------ Task data

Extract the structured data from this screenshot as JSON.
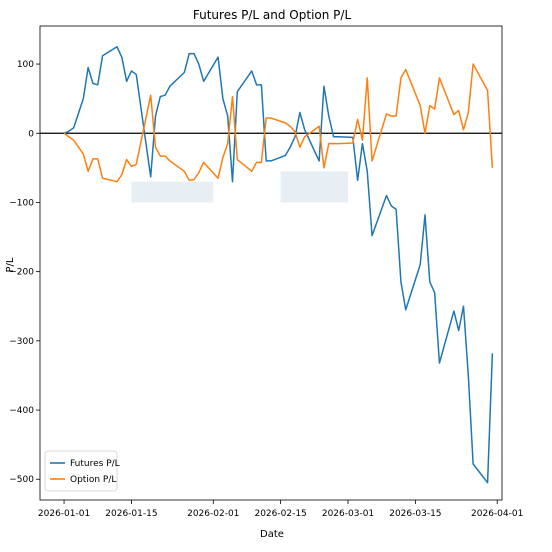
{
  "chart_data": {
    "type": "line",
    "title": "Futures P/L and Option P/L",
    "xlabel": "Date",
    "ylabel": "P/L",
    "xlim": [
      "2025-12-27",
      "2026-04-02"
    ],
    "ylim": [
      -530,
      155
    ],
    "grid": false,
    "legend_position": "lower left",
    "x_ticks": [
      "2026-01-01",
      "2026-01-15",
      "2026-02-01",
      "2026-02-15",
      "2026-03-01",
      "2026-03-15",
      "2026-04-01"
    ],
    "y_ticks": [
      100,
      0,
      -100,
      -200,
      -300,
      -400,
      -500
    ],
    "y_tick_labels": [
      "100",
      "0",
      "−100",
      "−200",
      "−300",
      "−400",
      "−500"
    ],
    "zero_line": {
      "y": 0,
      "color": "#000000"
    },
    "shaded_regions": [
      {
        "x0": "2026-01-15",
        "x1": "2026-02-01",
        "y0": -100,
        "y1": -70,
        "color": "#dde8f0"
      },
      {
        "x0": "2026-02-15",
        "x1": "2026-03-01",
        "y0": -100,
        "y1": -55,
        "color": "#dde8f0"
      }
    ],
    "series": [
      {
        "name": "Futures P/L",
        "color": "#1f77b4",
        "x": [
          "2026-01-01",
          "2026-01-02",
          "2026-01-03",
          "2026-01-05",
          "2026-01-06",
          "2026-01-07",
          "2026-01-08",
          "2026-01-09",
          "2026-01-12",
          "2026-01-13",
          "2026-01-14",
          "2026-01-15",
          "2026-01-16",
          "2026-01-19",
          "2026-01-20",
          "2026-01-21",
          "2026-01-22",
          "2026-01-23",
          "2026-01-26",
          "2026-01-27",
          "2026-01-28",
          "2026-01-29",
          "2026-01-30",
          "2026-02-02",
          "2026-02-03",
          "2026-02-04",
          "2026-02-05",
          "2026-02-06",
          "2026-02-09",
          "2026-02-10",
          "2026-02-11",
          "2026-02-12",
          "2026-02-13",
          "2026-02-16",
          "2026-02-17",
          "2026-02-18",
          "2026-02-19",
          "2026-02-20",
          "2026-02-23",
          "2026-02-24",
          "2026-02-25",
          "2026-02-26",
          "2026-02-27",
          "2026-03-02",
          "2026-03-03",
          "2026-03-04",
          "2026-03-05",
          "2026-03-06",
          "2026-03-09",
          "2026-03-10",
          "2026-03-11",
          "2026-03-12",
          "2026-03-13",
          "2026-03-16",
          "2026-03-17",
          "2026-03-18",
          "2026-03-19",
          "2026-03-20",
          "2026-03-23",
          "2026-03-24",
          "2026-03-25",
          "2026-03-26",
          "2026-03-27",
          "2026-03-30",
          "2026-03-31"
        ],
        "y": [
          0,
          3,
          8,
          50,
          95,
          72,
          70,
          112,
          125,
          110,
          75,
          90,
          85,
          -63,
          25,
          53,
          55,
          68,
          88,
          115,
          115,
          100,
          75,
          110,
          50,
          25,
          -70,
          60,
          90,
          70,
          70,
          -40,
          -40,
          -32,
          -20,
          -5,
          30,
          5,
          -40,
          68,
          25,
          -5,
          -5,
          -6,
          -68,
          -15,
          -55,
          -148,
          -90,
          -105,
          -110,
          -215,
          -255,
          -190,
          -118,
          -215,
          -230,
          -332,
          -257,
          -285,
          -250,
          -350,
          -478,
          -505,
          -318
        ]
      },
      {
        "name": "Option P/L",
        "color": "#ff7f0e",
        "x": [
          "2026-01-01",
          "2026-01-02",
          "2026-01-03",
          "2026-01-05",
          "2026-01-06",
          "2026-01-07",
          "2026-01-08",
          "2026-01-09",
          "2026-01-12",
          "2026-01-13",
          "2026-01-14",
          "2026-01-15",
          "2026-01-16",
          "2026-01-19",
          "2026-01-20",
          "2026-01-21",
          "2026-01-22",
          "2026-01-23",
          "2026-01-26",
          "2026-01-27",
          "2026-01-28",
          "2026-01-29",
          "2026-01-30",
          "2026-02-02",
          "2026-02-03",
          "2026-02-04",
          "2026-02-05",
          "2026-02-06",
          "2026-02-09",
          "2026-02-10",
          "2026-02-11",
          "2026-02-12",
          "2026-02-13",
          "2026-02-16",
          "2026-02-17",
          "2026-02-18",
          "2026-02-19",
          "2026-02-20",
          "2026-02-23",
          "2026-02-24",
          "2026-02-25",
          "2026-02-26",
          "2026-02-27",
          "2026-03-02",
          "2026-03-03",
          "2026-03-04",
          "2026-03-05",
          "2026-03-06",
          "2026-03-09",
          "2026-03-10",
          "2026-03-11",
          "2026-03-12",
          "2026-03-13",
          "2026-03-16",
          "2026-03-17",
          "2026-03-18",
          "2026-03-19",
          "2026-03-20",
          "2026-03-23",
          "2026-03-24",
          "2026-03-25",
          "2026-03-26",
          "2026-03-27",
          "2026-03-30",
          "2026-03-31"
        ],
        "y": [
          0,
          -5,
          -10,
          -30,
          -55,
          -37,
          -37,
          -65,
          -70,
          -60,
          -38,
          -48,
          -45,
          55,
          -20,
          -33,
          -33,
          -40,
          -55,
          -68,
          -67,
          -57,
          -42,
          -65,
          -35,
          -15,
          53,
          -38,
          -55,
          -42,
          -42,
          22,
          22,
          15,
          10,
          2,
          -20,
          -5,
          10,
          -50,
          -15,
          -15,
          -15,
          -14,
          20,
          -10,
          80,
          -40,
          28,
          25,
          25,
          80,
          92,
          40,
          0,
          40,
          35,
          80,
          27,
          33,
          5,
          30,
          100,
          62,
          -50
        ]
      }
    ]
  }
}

------------
------ Task data

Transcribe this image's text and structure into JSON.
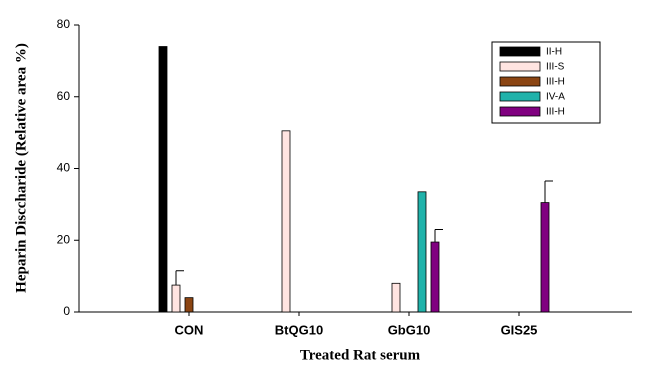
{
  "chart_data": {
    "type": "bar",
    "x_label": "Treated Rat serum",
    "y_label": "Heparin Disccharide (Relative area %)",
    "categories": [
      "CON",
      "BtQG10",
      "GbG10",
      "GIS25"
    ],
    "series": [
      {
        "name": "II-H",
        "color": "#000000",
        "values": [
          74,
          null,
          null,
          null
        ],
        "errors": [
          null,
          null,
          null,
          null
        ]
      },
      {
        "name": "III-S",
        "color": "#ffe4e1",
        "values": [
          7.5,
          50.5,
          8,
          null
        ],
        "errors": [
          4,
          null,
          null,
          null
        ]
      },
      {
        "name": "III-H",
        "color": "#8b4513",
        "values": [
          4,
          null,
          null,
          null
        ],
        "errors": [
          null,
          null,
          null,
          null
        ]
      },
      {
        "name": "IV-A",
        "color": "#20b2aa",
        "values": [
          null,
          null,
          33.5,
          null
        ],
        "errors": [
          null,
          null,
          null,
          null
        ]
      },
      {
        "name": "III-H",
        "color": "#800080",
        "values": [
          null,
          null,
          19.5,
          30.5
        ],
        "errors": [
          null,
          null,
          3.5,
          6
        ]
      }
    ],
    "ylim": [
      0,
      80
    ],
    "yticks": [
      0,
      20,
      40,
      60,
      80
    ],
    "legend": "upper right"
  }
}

------------
------ Task data

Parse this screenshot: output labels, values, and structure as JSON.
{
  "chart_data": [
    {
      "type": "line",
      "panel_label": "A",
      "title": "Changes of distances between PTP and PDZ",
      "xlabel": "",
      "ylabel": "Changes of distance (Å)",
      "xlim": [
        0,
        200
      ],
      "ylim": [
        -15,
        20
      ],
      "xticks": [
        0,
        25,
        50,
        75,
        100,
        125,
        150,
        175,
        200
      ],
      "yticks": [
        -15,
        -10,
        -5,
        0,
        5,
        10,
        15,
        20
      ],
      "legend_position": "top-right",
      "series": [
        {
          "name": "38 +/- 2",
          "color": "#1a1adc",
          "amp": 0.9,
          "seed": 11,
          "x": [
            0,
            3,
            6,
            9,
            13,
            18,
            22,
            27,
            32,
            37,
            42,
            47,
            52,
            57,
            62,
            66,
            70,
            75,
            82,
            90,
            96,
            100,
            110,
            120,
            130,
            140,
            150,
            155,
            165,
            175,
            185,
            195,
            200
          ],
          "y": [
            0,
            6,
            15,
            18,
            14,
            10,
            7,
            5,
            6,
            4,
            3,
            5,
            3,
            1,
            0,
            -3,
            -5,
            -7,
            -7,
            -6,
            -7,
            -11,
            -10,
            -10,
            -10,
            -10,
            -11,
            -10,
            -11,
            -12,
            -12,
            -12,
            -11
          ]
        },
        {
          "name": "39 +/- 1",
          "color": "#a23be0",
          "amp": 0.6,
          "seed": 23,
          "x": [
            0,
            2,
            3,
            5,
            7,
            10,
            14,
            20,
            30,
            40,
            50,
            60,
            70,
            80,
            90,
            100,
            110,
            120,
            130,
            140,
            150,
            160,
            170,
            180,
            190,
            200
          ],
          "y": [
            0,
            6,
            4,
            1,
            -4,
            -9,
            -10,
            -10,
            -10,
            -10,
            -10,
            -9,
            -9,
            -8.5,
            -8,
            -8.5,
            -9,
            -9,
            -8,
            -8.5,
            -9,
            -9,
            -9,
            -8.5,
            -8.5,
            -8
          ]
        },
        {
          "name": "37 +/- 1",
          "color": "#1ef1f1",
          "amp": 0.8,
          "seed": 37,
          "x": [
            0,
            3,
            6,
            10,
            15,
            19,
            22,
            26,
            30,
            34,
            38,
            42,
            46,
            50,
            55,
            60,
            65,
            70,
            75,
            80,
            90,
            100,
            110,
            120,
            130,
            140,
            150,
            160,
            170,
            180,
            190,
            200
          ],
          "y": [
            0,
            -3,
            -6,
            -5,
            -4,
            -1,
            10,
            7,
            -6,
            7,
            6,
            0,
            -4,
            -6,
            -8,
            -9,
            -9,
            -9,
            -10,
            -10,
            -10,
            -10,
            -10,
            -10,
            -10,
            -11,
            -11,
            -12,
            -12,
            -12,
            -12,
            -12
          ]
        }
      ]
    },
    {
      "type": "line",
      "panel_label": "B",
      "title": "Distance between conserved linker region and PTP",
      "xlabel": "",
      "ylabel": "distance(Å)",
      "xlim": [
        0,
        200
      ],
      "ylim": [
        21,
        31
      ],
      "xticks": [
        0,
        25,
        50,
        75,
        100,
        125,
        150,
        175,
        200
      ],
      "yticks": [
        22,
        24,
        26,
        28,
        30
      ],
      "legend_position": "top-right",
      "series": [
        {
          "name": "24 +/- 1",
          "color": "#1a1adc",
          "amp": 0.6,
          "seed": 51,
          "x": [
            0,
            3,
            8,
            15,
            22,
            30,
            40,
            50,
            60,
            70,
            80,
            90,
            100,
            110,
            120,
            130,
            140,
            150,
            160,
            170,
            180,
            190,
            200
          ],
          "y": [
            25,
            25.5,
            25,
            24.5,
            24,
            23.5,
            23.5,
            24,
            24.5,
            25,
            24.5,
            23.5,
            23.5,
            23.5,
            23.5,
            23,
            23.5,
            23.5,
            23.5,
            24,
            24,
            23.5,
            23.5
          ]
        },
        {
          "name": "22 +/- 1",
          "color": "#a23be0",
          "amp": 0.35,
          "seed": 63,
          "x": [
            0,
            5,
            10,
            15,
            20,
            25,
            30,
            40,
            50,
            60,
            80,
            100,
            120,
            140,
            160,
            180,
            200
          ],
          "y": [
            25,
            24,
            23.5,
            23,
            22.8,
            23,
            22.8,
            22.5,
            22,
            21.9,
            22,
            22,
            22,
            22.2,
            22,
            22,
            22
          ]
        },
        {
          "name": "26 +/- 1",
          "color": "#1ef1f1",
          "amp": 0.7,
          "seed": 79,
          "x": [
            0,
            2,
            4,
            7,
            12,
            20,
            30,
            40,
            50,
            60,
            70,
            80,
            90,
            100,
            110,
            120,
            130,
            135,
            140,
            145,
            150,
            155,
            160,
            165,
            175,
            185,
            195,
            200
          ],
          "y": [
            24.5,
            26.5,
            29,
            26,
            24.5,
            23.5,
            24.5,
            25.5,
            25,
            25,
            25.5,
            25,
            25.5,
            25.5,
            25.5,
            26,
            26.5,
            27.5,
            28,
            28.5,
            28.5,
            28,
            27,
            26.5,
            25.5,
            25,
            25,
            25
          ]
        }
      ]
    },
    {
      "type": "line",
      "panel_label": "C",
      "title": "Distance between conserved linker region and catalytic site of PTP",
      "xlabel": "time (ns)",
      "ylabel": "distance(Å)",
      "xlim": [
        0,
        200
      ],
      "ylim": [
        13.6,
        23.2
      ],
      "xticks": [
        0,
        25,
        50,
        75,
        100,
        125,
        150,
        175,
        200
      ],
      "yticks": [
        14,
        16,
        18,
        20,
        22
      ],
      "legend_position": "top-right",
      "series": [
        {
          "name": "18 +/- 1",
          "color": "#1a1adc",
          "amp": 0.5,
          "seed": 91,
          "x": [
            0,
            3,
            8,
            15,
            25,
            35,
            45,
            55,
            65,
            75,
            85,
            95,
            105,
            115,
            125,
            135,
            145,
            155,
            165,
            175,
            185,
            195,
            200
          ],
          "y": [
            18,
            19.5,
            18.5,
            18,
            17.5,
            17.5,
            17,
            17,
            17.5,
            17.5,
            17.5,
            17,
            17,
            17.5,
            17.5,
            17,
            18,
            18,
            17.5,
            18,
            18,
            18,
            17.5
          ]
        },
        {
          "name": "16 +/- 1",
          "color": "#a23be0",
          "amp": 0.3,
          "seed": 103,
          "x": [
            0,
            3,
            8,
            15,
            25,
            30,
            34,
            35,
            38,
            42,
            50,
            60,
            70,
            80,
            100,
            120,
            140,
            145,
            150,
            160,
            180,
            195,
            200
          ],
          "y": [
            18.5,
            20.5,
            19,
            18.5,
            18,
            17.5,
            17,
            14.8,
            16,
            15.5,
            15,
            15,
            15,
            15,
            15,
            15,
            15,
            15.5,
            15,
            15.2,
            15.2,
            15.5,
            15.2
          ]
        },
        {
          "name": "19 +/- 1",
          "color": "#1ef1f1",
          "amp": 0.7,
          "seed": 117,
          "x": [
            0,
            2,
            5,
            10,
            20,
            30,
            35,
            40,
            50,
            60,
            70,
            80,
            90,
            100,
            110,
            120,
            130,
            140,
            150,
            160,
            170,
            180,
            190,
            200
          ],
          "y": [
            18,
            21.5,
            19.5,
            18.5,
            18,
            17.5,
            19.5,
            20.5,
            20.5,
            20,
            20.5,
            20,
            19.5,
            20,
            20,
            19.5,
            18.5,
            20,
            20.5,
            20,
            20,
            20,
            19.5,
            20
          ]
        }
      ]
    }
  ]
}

------------

→ **What you need to do**:
Copy every line from the entries that contains the word "between".

→ **Reply**:
      "title": "Changes of distances between PTP and PDZ",
      "title": "Distance between conserved linker region and PTP",
      "title": "Distance between conserved linker region and catalytic site of PTP",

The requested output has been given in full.